** Source material **
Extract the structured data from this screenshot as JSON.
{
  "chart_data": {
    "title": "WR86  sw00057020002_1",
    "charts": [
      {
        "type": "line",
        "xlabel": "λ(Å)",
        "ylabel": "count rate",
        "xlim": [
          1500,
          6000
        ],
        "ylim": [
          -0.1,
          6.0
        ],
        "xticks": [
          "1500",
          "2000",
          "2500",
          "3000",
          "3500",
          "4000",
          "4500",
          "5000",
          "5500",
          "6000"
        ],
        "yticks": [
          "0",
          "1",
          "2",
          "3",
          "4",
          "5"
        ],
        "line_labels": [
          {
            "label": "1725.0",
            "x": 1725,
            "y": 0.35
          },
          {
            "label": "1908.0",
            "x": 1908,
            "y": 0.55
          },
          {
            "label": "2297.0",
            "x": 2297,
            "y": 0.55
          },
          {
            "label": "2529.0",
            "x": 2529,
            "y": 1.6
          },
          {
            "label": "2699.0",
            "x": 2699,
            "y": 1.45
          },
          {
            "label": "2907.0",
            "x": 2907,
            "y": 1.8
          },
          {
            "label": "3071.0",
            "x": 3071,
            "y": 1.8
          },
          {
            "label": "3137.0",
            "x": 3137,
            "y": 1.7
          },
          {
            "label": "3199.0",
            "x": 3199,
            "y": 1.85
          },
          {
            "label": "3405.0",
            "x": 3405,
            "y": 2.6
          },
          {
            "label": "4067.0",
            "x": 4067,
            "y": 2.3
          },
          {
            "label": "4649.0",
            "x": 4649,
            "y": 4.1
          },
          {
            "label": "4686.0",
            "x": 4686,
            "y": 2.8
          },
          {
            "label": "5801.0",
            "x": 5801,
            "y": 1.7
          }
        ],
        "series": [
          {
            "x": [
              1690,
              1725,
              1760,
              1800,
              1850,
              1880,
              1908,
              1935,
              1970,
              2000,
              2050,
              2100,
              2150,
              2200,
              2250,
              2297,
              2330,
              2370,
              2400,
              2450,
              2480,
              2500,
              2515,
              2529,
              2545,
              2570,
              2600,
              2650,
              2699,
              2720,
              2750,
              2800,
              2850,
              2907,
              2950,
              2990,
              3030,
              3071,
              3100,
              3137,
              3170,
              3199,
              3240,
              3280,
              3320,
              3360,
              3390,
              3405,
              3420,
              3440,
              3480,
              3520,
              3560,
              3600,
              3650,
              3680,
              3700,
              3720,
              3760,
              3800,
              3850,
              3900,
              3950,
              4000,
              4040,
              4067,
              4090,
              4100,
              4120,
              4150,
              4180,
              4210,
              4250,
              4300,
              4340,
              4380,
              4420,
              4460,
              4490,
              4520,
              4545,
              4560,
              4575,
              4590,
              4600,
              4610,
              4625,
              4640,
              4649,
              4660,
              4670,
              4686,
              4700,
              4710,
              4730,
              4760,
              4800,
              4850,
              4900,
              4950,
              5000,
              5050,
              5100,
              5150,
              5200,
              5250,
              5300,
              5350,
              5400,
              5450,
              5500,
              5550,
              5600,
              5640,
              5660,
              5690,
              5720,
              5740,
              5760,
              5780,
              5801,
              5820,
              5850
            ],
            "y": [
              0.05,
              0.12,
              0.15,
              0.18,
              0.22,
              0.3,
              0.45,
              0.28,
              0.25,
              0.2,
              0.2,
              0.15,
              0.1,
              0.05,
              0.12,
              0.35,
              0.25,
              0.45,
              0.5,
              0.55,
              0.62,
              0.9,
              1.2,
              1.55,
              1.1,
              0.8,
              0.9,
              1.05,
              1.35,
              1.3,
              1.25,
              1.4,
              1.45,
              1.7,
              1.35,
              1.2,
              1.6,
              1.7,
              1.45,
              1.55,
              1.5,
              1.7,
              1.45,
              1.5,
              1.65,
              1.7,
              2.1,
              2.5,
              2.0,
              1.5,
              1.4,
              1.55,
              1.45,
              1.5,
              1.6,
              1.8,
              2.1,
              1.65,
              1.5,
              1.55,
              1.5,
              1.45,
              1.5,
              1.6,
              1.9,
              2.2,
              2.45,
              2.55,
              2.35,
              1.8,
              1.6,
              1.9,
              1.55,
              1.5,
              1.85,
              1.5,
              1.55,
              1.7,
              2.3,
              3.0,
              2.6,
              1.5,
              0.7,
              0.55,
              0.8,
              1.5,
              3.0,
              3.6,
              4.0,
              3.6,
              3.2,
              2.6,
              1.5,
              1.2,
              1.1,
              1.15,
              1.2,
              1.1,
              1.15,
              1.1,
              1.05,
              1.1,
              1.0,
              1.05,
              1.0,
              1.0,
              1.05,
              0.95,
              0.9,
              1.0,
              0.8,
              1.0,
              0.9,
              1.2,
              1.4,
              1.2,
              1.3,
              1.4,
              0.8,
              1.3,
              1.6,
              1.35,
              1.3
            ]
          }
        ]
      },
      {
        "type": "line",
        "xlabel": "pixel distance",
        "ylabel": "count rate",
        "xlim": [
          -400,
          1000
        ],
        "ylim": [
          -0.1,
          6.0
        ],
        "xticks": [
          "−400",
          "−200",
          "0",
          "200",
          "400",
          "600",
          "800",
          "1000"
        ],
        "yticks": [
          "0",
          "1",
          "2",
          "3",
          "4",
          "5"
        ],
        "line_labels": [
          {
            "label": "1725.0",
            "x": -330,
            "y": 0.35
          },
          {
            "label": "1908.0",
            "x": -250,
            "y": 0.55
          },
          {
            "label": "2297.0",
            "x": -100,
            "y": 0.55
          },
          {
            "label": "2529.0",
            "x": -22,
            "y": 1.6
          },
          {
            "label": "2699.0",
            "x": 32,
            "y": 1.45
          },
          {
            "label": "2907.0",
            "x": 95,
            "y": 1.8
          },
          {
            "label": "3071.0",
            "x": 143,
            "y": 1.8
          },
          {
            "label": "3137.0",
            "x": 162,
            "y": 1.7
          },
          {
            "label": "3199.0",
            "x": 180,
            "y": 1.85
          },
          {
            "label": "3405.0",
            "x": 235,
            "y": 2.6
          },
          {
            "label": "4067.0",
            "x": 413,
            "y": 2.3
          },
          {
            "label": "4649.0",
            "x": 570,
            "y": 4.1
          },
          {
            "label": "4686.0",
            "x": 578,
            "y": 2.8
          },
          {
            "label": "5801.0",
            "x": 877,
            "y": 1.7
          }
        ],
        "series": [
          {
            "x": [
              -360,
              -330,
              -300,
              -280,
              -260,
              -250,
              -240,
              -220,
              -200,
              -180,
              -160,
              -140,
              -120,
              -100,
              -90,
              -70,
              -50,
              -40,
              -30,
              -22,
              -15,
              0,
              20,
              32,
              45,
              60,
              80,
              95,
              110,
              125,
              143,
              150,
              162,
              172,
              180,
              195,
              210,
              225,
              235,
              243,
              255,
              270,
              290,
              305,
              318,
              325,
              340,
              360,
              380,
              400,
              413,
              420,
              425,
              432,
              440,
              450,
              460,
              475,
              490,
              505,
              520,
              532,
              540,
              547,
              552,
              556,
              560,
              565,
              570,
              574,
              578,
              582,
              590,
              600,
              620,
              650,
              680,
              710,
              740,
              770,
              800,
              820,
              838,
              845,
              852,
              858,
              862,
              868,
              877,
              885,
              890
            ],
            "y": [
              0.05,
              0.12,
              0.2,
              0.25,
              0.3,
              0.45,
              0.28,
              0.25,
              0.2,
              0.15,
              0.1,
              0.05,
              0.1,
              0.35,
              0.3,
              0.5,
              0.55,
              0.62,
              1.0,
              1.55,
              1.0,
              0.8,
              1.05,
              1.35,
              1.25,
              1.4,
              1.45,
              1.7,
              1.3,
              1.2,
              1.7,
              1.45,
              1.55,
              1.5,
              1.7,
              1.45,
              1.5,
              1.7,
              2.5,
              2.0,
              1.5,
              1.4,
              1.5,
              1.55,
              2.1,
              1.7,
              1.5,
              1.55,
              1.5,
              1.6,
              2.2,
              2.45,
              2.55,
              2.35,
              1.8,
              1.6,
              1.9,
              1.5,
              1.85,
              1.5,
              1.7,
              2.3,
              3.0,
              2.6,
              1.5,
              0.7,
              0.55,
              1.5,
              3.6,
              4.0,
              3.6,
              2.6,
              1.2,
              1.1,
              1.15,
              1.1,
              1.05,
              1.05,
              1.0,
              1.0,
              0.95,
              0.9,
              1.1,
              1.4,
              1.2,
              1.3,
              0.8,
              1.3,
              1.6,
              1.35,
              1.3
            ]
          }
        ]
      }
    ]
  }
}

---

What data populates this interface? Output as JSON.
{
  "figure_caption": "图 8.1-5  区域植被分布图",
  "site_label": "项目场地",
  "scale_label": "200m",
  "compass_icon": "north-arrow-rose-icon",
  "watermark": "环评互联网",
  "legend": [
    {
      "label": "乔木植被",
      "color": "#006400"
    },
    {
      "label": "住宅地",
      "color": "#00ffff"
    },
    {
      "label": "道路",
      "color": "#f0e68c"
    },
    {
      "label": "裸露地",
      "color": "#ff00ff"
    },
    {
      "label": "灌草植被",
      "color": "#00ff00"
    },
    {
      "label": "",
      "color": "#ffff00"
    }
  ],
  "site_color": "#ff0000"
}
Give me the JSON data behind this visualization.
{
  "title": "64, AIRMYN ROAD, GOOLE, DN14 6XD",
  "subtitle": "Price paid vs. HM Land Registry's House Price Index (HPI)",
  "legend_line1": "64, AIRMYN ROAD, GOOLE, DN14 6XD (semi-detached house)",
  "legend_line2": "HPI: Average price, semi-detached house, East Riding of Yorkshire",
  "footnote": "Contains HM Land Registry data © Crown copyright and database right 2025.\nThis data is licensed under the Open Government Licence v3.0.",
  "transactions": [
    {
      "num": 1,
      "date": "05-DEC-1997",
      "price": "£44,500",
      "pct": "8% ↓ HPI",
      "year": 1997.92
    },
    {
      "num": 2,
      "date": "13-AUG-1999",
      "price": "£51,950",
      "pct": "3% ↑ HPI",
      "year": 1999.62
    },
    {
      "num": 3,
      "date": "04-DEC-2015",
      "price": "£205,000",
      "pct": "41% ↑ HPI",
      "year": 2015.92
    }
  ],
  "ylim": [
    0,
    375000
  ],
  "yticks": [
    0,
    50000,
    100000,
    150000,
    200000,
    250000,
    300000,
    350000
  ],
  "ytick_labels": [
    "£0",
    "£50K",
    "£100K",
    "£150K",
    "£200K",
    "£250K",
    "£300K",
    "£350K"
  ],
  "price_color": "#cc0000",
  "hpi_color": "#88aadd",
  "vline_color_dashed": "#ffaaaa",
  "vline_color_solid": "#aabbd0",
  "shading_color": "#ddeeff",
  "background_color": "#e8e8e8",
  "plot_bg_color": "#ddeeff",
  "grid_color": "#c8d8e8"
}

* * *

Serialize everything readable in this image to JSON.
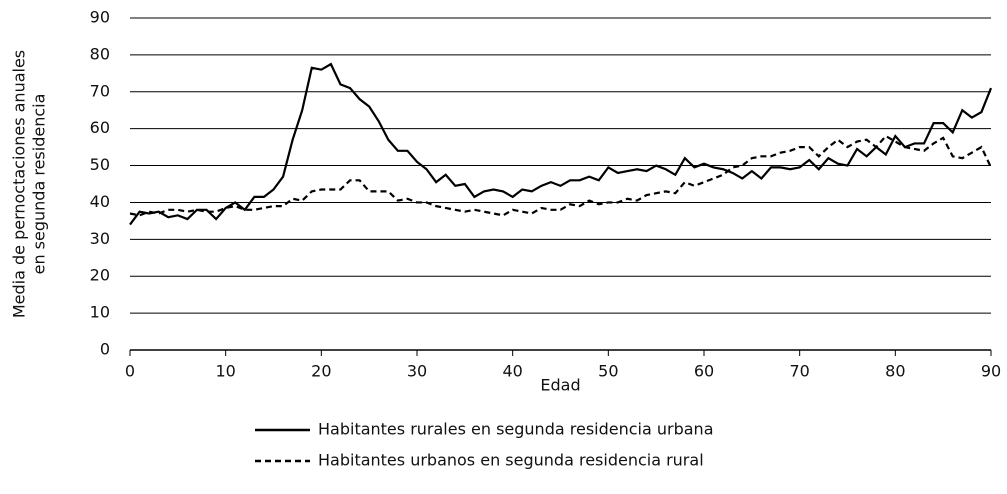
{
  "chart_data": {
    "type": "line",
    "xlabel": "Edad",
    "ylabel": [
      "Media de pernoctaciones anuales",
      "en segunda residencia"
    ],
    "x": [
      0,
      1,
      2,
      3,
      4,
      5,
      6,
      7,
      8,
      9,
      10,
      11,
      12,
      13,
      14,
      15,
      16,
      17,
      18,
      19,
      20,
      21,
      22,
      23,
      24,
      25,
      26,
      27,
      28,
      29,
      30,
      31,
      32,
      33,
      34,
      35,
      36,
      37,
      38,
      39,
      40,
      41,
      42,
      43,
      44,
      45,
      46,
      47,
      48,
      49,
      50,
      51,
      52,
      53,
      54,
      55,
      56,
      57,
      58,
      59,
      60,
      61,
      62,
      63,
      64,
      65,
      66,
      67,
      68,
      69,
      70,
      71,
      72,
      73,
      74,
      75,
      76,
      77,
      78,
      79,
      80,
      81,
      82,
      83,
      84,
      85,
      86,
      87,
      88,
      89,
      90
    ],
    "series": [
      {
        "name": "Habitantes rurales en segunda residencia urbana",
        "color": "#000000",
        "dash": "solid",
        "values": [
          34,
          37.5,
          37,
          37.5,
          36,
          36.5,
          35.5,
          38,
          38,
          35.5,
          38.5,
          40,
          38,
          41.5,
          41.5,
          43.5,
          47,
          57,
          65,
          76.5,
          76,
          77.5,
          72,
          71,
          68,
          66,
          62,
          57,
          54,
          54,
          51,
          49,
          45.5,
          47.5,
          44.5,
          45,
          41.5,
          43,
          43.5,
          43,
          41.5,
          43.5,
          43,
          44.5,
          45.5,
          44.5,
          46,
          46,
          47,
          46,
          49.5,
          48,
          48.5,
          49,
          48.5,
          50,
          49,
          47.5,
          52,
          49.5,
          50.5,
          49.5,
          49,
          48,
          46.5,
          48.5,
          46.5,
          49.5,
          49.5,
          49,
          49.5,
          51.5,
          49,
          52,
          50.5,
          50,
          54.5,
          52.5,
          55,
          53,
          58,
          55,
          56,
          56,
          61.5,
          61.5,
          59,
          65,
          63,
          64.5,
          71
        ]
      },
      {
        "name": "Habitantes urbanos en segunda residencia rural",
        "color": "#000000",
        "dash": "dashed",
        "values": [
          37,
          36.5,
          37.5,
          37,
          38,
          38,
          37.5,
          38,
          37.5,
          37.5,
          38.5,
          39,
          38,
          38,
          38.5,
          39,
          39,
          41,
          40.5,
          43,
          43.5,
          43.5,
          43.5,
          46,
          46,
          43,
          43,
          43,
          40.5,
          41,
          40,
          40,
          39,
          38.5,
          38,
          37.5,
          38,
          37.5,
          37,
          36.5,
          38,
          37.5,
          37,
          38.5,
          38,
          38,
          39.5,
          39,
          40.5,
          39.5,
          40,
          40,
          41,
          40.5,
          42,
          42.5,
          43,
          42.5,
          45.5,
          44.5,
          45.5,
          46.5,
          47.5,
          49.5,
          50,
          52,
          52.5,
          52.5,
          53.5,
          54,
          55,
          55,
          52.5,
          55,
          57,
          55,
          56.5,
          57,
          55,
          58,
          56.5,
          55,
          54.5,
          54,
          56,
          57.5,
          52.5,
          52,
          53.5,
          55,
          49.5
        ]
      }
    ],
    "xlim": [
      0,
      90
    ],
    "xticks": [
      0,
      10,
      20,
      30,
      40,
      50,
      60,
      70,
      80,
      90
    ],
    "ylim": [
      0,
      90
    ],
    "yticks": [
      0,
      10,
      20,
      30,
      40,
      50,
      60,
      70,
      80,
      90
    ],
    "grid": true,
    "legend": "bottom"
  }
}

** The exercise **
Determine how many lines above contain "Land" as a word or string. Give the number alone.

** Reply to the exercise **
2